_Selected excerpt:_

══════════

If you've got enough money, you can hire a personal assistant or a few people to run all of these life errands for you. For those who can't afford a personal valet, there are options to at least getting a few chores done by someone else. (See also: 4 Things to Consider Before Hiring Household Help)

Take meal planning. I didn't give it much thought until I read a New York Times story this summer about websites that provide a week of recipes for a minimal amount — about $5 a month.

As a stay-at-home dad, planning family dinners wasn't a major stress in my life, but the time it took added up each week. It took a few hours as I looked up recipes, checked the pantry and freezer for what we already have, made a shopping list, went to the grocery store one day and the farmers market the next, and invariably had to return to the store because I forgot an ingredient.

It was always a little difficult coming up with meals everyone liked, especially with a picky child and a no-fish rule in the house. Meal planning, it turned out, was a stress that I didn't realize I had until I saw a solution for it.

So after finding a Groupon for half off a year's worth of recipe planning at The Fresh 20 —  named after the 20 ingredients essential to a pantry and the fact that there are no more than 20 fresh ingredients to shop for each week, I decided to hand my family's meal planning to someone else.

══════════

_Extracted data:_
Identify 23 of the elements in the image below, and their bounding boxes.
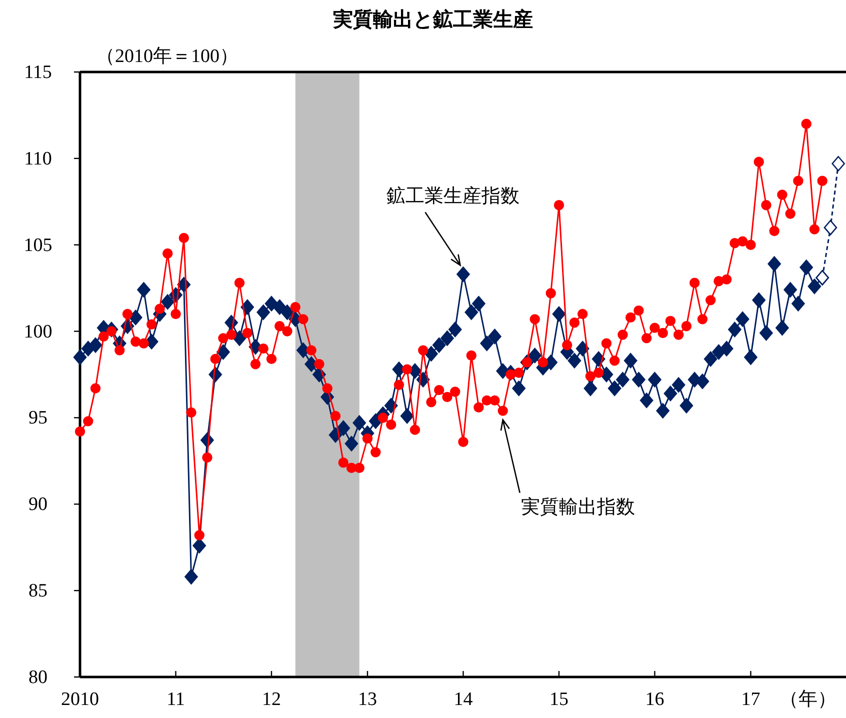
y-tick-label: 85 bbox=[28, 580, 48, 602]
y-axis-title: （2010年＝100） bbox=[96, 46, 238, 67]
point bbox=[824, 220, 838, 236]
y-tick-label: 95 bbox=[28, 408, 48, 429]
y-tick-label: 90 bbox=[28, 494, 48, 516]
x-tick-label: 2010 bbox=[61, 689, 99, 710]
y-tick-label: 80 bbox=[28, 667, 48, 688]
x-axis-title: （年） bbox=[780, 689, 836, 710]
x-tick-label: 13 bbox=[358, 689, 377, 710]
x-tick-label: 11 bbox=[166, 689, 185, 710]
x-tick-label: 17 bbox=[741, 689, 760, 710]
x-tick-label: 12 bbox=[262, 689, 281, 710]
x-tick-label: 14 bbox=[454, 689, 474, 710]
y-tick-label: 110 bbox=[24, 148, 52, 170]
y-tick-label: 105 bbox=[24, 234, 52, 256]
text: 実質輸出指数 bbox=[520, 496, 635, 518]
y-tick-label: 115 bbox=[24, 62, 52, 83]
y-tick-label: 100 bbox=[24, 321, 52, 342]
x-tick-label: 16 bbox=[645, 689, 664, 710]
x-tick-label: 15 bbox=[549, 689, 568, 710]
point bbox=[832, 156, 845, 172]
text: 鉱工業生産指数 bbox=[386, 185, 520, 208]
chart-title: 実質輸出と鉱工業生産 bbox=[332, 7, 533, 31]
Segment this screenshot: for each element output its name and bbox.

══════════

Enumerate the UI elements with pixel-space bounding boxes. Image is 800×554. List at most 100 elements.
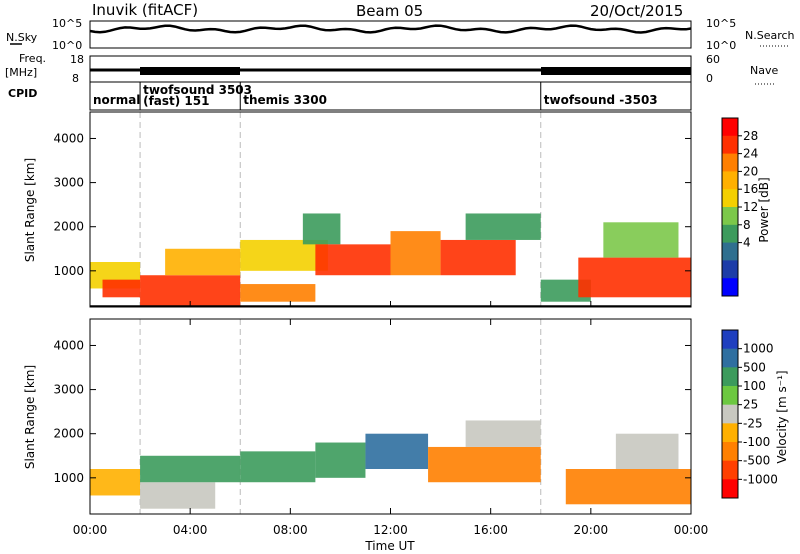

══════════

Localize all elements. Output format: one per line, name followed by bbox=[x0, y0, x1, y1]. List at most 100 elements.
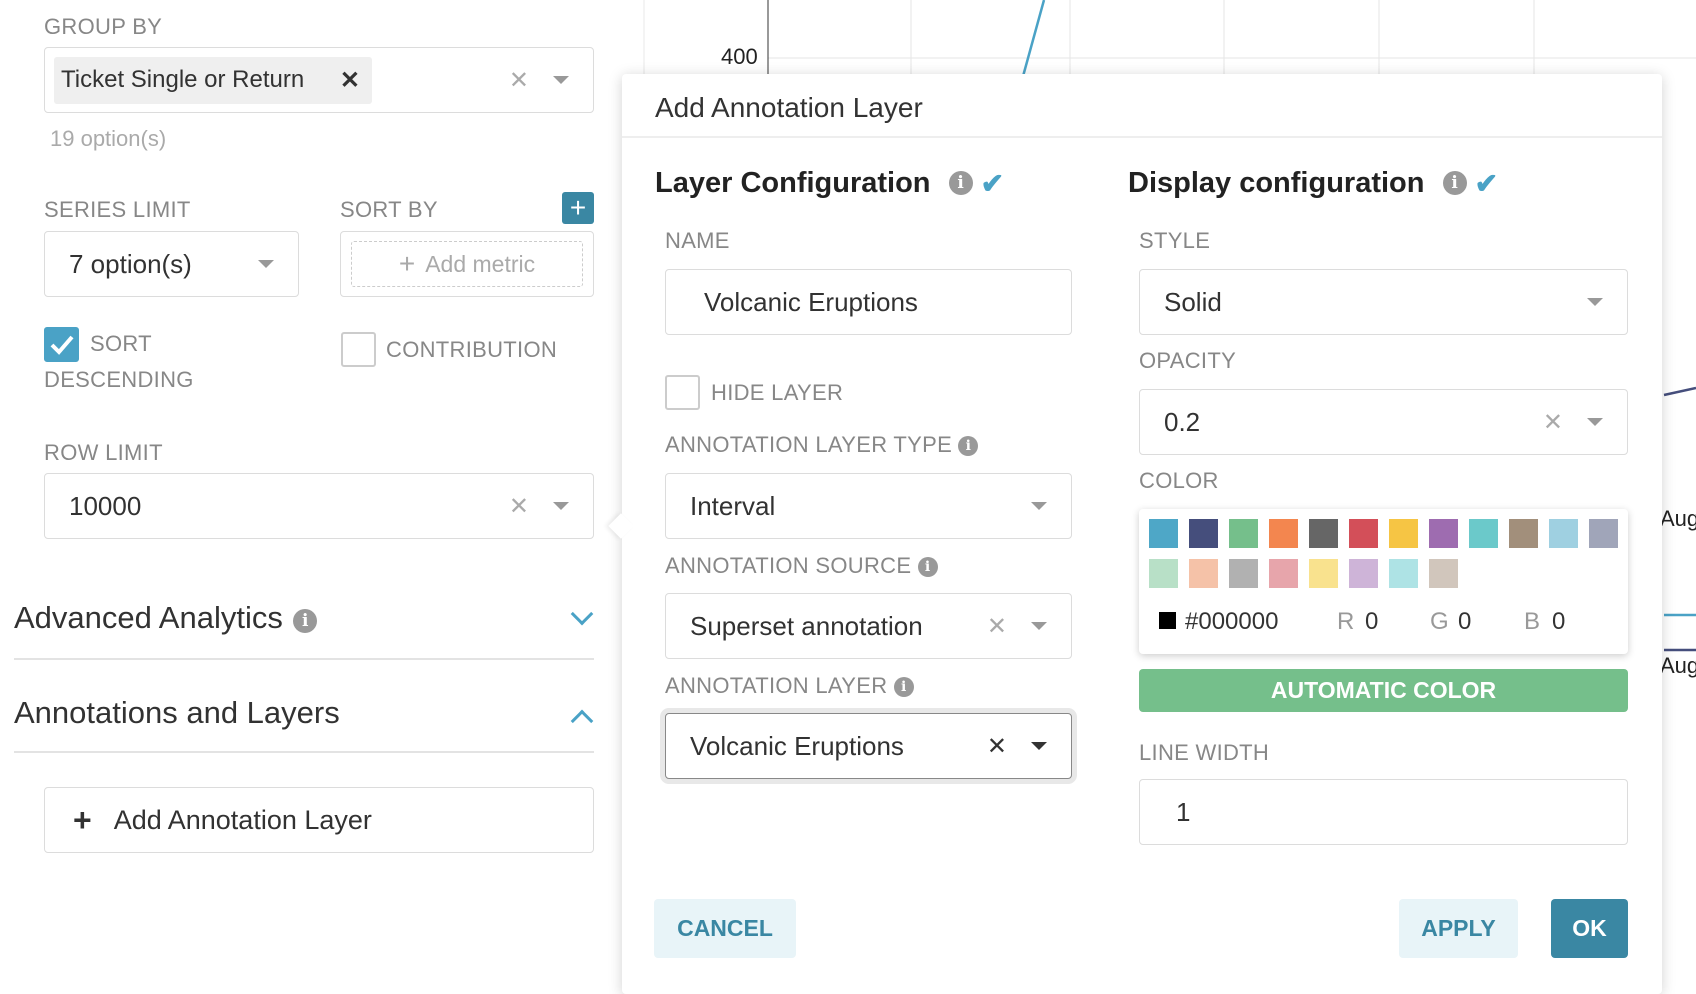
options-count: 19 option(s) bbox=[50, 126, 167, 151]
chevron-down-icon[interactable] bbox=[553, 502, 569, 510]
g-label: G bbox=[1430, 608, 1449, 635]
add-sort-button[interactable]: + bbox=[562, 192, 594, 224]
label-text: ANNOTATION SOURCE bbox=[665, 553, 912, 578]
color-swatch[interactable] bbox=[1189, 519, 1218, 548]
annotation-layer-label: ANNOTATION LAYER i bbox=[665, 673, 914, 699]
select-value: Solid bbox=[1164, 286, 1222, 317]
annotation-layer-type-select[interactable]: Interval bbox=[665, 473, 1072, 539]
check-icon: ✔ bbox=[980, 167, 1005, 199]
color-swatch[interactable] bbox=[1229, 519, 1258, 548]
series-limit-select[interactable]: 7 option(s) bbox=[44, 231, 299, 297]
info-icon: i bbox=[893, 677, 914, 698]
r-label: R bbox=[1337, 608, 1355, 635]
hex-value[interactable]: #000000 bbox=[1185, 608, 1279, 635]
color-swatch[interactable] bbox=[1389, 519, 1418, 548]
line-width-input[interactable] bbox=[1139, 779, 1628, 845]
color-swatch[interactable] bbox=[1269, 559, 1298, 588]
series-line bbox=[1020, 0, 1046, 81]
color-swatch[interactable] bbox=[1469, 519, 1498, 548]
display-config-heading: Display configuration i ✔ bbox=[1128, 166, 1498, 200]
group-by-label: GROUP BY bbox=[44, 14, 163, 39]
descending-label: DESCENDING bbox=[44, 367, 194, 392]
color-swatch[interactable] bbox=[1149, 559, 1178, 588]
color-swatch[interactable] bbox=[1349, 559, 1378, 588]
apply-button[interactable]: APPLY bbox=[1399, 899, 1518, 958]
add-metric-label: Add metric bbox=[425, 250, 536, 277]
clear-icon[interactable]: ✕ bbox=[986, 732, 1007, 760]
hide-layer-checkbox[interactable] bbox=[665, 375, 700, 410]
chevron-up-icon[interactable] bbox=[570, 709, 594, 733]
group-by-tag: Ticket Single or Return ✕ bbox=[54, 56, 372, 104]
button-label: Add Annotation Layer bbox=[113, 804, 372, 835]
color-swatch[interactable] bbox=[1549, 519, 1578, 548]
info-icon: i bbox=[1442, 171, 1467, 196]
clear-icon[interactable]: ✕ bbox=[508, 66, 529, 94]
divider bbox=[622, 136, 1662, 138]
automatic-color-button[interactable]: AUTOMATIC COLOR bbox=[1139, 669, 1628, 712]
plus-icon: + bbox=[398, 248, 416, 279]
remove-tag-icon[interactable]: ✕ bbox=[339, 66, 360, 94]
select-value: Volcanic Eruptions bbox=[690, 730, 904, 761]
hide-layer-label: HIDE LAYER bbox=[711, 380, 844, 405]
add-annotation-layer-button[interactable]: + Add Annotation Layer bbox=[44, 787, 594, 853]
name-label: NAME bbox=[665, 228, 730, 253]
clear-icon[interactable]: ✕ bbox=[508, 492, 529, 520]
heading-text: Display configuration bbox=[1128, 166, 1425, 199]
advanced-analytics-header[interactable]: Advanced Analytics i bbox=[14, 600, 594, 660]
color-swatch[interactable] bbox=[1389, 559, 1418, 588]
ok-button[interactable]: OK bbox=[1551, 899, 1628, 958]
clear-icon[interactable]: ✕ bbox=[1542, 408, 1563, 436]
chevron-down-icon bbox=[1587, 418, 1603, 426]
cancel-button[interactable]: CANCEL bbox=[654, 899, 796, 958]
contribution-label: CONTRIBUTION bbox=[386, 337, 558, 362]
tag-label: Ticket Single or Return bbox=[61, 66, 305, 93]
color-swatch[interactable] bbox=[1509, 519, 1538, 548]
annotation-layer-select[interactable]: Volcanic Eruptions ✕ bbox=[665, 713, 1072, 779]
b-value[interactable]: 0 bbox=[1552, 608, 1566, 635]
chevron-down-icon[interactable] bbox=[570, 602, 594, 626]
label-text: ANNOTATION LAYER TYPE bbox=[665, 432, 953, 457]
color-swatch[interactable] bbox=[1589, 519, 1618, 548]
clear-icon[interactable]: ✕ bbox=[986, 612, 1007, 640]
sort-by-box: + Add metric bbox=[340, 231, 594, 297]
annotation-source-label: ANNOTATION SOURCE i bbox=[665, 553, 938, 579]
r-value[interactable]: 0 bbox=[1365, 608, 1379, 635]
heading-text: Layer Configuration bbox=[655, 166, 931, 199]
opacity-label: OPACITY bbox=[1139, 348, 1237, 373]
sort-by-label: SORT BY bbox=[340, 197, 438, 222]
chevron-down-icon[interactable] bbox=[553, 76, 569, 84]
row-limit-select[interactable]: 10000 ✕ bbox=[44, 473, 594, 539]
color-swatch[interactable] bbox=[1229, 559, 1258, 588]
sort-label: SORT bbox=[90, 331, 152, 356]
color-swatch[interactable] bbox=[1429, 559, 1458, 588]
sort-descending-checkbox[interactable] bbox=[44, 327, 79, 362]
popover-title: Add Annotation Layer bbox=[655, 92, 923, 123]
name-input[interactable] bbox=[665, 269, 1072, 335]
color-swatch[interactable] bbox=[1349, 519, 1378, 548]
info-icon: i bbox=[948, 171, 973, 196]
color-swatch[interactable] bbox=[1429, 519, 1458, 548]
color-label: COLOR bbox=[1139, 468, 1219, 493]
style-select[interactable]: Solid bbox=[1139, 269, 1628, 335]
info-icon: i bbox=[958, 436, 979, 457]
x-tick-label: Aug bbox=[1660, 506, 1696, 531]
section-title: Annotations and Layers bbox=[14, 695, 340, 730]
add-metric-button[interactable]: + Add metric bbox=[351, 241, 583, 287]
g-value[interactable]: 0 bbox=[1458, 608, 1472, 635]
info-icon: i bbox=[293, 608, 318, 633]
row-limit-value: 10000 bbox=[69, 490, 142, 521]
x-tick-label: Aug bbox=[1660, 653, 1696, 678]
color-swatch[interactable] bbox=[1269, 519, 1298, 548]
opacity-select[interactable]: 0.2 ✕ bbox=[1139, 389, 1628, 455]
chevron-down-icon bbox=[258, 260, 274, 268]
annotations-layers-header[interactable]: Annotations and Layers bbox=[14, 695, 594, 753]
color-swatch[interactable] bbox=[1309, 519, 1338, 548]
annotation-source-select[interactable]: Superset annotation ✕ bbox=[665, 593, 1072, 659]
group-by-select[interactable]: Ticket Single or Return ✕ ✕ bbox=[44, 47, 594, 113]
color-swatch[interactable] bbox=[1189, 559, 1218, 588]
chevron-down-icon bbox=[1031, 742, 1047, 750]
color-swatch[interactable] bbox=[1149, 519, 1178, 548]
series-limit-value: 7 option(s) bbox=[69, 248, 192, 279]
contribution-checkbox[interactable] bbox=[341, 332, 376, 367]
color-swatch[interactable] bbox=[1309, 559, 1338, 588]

══════════

_Tasks to carry out:_
(1) From the meal-planning passage, extract the text starting at "If you've got" and ending at "about $5 a month.".
(2) In the meal-planning passage, about how much do the recipe websites described in the New York Times story cost?
(3) Write what comes next in the meal-planning passage, picking up after its last sentence.

_Answer list:_
(1)
If you've got enough money, you can hire a personal assistant or a few people to run all of these life errands for you. For those who can't afford a personal valet, there are options to at least getting a few chores done by someone else. (See also: 4 Things to Consider Before Hiring Household Help)

Take meal planning. I didn't give it much thought until I read a New York Times story this summer about websites that provide a week of recipes for a minimal amount — about $5 a month.

(2) About $5 a month.

(3)
The site promises meals that won't have processed, frozen, or packaged foods with preservatives — most of the stuff in the middle aisles of supermarkets — and instead uses fresh meat, vegetables, fruits, and brown rice and pastas. Options are available for gluten-free, vegan, and vegetarian meals, along with a classic menu each week. There's also a lunch menu.

With the 20 ingredients to buy each week (some are used in two or more recipes, such as chicken or rice), and a pantry of 20 items the site recommends having (olive oil, certain spices, etc), grocery shopping is a lot easier than it used to be. I'll go over the pantry items in a future post and will include details on just why certain things should always be in a pantry.

Instead of wandering down each aisle, a shopping list provided with each weekly meal plan helps you avoid aisles where you don't need anything. You do still need to shop for lunch and breakfast items.

The meal plans should save you money while shopping since you're buying less. Once the pantry is stocked, weekly groceries should be cheaper because you're buying fewer items. While only five meals are planned for the week, The Fresh 20 goes off of the idea that you'll either go out for a meal or two during the week, or you'll have leftovers for a night. I estimate we're saving about 20% on grocery bills.

I've used the meal plans for the past month or so and have so far found it to be a godsend in helping me worry less about what I'm going to cook on any given night. I usually don't cook one of the prescribed meals every few weeks because it's something that most of my family won't eat. Or I find a substitute ingredient — such as chicken for fish — and the dinner still tastes great.

In an average week, I'd say that one meal isn't a hit with everyone, so the recipe gets thrown out. Not that the meal was bad, but that it wasn't great enough to make us want to eat it again if given the choice. For the meals we do like, I keep the recipes in a file for future use.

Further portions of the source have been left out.